What needs to be done>
Set down each entry from the block beneath, exactly as written.

A block of data
•••

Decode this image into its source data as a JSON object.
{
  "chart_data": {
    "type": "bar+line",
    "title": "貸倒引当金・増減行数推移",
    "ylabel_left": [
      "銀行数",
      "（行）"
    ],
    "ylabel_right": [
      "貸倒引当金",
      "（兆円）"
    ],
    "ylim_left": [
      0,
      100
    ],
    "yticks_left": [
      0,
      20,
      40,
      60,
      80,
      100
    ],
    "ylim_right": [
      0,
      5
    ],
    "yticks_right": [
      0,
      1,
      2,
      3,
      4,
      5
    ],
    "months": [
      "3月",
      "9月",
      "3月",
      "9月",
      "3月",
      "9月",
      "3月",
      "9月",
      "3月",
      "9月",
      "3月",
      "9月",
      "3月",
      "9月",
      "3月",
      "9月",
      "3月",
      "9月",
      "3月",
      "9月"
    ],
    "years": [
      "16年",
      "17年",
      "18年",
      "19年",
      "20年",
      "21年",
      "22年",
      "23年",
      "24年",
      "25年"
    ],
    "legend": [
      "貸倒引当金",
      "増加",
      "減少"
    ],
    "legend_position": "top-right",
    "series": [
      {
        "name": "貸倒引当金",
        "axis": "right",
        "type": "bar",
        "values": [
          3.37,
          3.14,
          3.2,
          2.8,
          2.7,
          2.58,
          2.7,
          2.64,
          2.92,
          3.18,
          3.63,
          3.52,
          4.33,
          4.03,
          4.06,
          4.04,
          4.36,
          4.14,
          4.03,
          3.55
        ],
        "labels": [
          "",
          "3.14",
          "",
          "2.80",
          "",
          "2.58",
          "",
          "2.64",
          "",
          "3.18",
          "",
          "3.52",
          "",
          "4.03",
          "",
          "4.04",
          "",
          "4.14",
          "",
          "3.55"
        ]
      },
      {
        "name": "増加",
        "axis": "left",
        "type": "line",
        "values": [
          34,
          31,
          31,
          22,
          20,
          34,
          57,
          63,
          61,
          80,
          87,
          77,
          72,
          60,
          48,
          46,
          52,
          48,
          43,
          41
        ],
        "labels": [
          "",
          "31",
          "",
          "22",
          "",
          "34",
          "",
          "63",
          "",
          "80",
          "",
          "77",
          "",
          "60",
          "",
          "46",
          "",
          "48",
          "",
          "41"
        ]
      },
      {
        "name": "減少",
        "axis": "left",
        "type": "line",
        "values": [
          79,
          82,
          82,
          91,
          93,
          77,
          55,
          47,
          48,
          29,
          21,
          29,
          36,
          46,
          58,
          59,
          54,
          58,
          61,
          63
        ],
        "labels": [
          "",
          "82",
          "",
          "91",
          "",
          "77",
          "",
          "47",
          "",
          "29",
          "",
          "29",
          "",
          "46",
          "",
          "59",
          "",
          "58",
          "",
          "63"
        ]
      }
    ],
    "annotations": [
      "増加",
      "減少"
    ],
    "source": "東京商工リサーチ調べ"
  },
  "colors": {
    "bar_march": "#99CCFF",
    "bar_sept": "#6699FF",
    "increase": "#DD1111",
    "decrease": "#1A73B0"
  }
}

•••

In response>
Decode this image into its source data as a JSON object.
{
  "chart_data": {
    "type": "bar+line",
    "title": "貸倒引当金・増減行数推移",
    "ylabel_left": [
      "銀行数",
      "（行）"
    ],
    "ylabel_right": [
      "貸倒引当金",
      "（兆円）"
    ],
    "ylim_left": [
      0,
      100
    ],
    "yticks_left": [
      0,
      20,
      40,
      60,
      80,
      100
    ],
    "ylim_right": [
      0,
      5
    ],
    "yticks_right": [
      0,
      1,
      2,
      3,
      4,
      5
    ],
    "months": [
      "3月",
      "9月",
      "3月",
      "9月",
      "3月",
      "9月",
      "3月",
      "9月",
      "3月",
      "9月",
      "3月",
      "9月",
      "3月",
      "9月",
      "3月",
      "9月",
      "3月",
      "9月",
      "3月",
      "9月"
    ],
    "years": [
      "16年",
      "17年",
      "18年",
      "19年",
      "20年",
      "21年",
      "22年",
      "23年",
      "24年",
      "25年"
    ],
    "legend": [
      "貸倒引当金",
      "増加",
      "減少"
    ],
    "legend_position": "top-right",
    "series": [
      {
        "name": "貸倒引当金",
        "axis": "right",
        "type": "bar",
        "values": [
          3.37,
          3.14,
          3.2,
          2.8,
          2.7,
          2.58,
          2.7,
          2.64,
          2.92,
          3.18,
          3.63,
          3.52,
          4.33,
          4.03,
          4.06,
          4.04,
          4.36,
          4.14,
          4.03,
          3.55
        ],
        "labels": [
          "",
          "3.14",
          "",
          "2.80",
          "",
          "2.58",
          "",
          "2.64",
          "",
          "3.18",
          "",
          "3.52",
          "",
          "4.03",
          "",
          "4.04",
          "",
          "4.14",
          "",
          "3.55"
        ]
      },
      {
        "name": "増加",
        "axis": "left",
        "type": "line",
        "values": [
          34,
          31,
          31,
          22,
          20,
          34,
          57,
          63,
          61,
          80,
          87,
          77,
          72,
          60,
          48,
          46,
          52,
          48,
          43,
          41
        ],
        "labels": [
          "",
          "31",
          "",
          "22",
          "",
          "34",
          "",
          "63",
          "",
          "80",
          "",
          "77",
          "",
          "60",
          "",
          "46",
          "",
          "48",
          "",
          "41"
        ]
      },
      {
        "name": "減少",
        "axis": "left",
        "type": "line",
        "values": [
          79,
          82,
          82,
          91,
          93,
          77,
          55,
          47,
          48,
          29,
          21,
          29,
          36,
          46,
          58,
          59,
          54,
          58,
          61,
          63
        ],
        "labels": [
          "",
          "82",
          "",
          "91",
          "",
          "77",
          "",
          "47",
          "",
          "29",
          "",
          "29",
          "",
          "46",
          "",
          "59",
          "",
          "58",
          "",
          "63"
        ]
      }
    ],
    "annotations": [
      "増加",
      "減少"
    ],
    "source": "東京商工リサーチ調べ"
  },
  "colors": {
    "bar_march": "#99CCFF",
    "bar_sept": "#6699FF",
    "increase": "#DD1111",
    "decrease": "#1A73B0"
  }
}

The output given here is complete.